JOB: Your task is to repeat the entries word for word while leaving out the pictures.

··· RAW RECORDS

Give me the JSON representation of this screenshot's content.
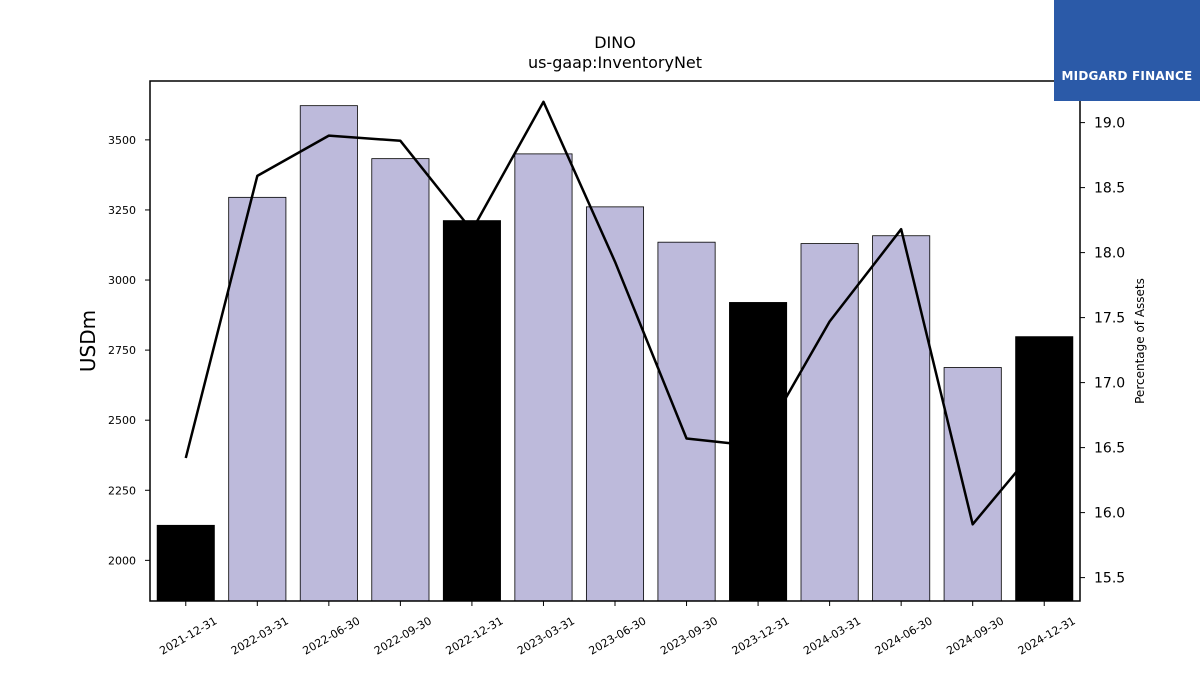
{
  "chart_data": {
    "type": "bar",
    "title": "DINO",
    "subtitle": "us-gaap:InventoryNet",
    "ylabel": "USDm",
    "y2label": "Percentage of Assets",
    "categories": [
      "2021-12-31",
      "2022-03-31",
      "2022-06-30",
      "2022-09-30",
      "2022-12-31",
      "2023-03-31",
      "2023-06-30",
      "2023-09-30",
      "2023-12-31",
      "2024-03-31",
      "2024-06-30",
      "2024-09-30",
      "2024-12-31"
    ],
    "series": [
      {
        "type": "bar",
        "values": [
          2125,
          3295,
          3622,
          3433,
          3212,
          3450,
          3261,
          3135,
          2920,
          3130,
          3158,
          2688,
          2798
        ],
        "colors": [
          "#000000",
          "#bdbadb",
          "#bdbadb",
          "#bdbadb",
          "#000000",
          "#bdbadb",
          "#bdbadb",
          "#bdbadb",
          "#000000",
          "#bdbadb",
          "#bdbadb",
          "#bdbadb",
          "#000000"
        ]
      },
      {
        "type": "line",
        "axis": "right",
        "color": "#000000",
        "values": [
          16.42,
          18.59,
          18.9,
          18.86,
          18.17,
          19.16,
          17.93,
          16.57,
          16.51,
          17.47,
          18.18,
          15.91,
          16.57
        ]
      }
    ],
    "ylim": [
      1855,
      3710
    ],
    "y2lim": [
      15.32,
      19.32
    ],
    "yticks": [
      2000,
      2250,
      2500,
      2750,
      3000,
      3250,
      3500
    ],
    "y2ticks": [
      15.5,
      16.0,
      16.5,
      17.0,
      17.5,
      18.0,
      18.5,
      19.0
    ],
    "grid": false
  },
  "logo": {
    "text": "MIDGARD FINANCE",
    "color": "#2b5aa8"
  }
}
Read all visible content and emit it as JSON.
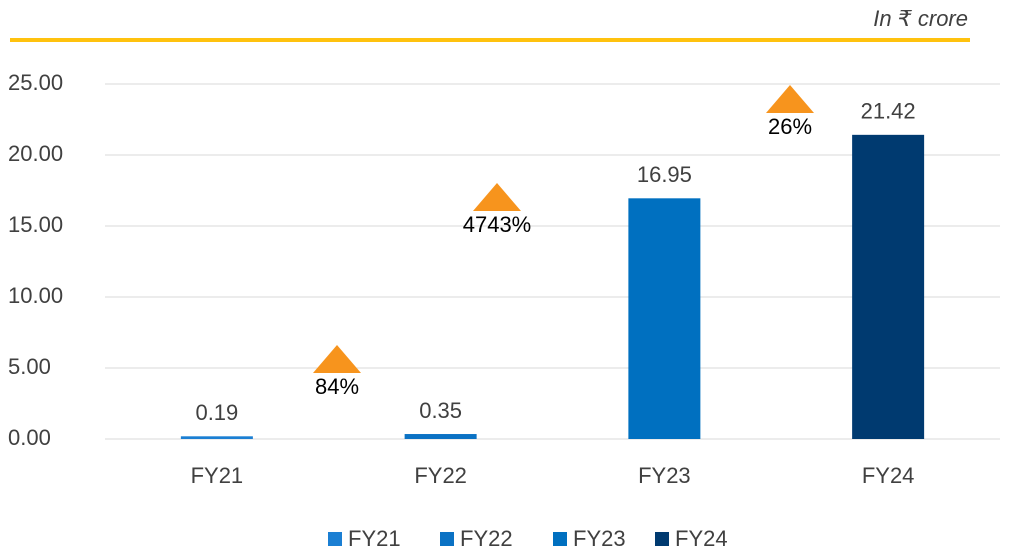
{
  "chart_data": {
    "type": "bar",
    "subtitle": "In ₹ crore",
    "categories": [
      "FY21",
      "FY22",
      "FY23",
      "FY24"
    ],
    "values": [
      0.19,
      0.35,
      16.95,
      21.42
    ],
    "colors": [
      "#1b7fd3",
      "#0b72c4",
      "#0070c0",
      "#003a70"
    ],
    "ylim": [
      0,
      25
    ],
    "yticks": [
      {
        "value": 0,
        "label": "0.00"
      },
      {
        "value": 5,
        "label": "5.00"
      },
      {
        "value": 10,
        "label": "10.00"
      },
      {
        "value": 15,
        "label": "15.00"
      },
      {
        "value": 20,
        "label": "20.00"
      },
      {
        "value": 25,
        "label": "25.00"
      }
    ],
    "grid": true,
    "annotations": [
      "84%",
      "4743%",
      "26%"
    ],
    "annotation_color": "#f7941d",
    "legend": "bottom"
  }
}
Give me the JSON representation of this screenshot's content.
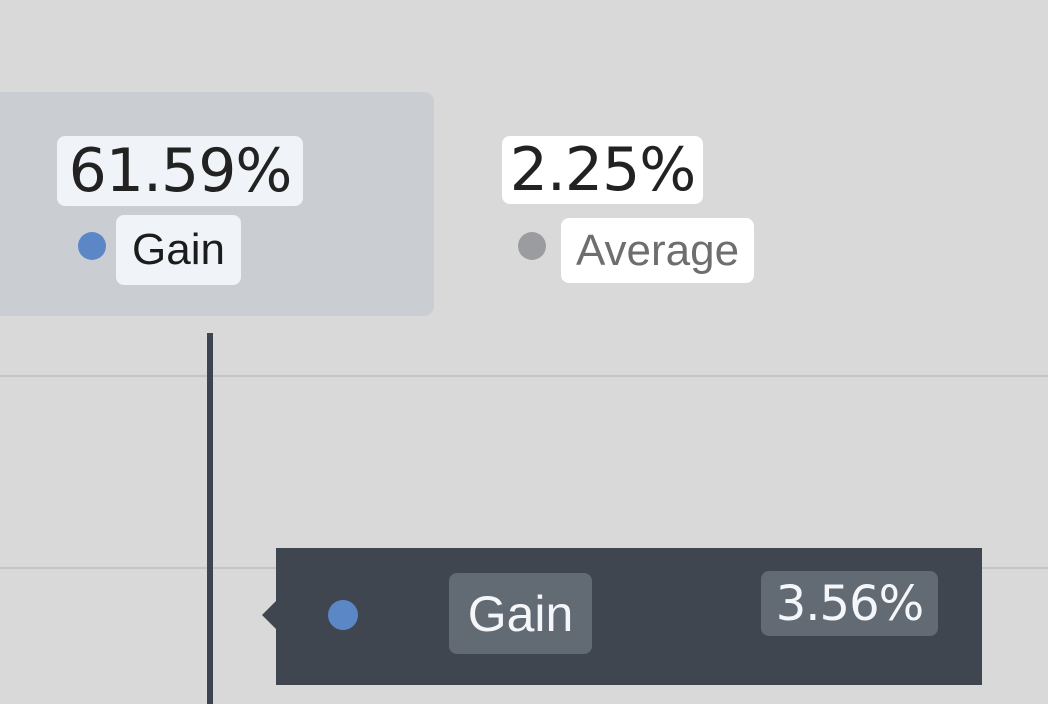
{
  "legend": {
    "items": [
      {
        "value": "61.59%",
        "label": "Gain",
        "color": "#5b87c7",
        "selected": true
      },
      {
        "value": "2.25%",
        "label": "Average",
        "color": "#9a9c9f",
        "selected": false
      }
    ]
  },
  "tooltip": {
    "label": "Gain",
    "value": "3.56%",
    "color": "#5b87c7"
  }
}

······

IN RESPONSE:
Give me the JSON representation of this screenshot's content.
{
  "chart_data": {
    "type": "bar",
    "title": "DINO",
    "subtitle": "us-gaap:InventoryNet",
    "ylabel": "USDm",
    "y2label": "Percentage of Assets",
    "categories": [
      "2021-12-31",
      "2022-03-31",
      "2022-06-30",
      "2022-09-30",
      "2022-12-31",
      "2023-03-31",
      "2023-06-30",
      "2023-09-30",
      "2023-12-31",
      "2024-03-31",
      "2024-06-30",
      "2024-09-30",
      "2024-12-31"
    ],
    "series": [
      {
        "type": "bar",
        "values": [
          2125,
          3295,
          3622,
          3433,
          3212,
          3450,
          3261,
          3135,
          2920,
          3130,
          3158,
          2688,
          2798
        ],
        "colors": [
          "#000000",
          "#bdbadb",
          "#bdbadb",
          "#bdbadb",
          "#000000",
          "#bdbadb",
          "#bdbadb",
          "#bdbadb",
          "#000000",
          "#bdbadb",
          "#bdbadb",
          "#bdbadb",
          "#000000"
        ]
      },
      {
        "type": "line",
        "axis": "right",
        "color": "#000000",
        "values": [
          16.42,
          18.59,
          18.9,
          18.86,
          18.17,
          19.16,
          17.93,
          16.57,
          16.51,
          17.47,
          18.18,
          15.91,
          16.57
        ]
      }
    ],
    "ylim": [
      1855,
      3710
    ],
    "y2lim": [
      15.32,
      19.32
    ],
    "yticks": [
      2000,
      2250,
      2500,
      2750,
      3000,
      3250,
      3500
    ],
    "y2ticks": [
      15.5,
      16.0,
      16.5,
      17.0,
      17.5,
      18.0,
      18.5,
      19.0
    ],
    "grid": false
  },
  "logo": {
    "text": "MIDGARD FINANCE",
    "color": "#2b5aa8"
  }
}
Read all visible content and emit it as JSON.
{
  "chart_data": {
    "type": "bar",
    "subtitle": "In ₹ crore",
    "categories": [
      "FY21",
      "FY22",
      "FY23",
      "FY24"
    ],
    "values": [
      0.19,
      0.35,
      16.95,
      21.42
    ],
    "colors": [
      "#1b7fd3",
      "#0b72c4",
      "#0070c0",
      "#003a70"
    ],
    "ylim": [
      0,
      25
    ],
    "yticks": [
      {
        "value": 0,
        "label": "0.00"
      },
      {
        "value": 5,
        "label": "5.00"
      },
      {
        "value": 10,
        "label": "10.00"
      },
      {
        "value": 15,
        "label": "15.00"
      },
      {
        "value": 20,
        "label": "20.00"
      },
      {
        "value": 25,
        "label": "25.00"
      }
    ],
    "grid": true,
    "annotations": [
      "84%",
      "4743%",
      "26%"
    ],
    "annotation_color": "#f7941d",
    "legend": "bottom"
  }
}
Give me the JSON representation of this screenshot's content.
{
  "legend": {
    "items": [
      {
        "value": "61.59%",
        "label": "Gain",
        "color": "#5b87c7",
        "selected": true
      },
      {
        "value": "2.25%",
        "label": "Average",
        "color": "#9a9c9f",
        "selected": false
      }
    ]
  },
  "tooltip": {
    "label": "Gain",
    "value": "3.56%",
    "color": "#5b87c7"
  }
}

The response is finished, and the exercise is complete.